>>>>>
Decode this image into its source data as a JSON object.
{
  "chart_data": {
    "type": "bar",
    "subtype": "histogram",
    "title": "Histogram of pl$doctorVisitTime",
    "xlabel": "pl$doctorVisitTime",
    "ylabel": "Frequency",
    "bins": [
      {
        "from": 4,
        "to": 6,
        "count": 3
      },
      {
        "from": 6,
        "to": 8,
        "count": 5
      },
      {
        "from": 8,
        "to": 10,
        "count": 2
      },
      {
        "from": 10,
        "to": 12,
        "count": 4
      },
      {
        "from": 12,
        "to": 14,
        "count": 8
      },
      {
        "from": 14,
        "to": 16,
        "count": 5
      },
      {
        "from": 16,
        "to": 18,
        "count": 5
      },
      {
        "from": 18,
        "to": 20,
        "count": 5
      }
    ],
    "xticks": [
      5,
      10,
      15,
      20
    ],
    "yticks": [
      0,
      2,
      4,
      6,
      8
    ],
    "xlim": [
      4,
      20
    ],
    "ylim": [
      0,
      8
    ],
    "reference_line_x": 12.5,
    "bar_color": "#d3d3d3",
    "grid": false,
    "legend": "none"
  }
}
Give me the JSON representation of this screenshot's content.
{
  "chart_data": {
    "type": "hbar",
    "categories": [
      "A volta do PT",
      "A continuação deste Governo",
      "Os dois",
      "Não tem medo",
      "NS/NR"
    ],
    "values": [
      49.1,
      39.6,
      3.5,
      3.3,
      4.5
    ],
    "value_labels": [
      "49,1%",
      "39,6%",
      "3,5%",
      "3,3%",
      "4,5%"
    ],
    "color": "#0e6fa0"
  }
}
<<<<<
Copy out every line of the data that includes the word "JSON".

Decode this image into its source data as a JSON object.
Give me the JSON representation of this screenshot's content.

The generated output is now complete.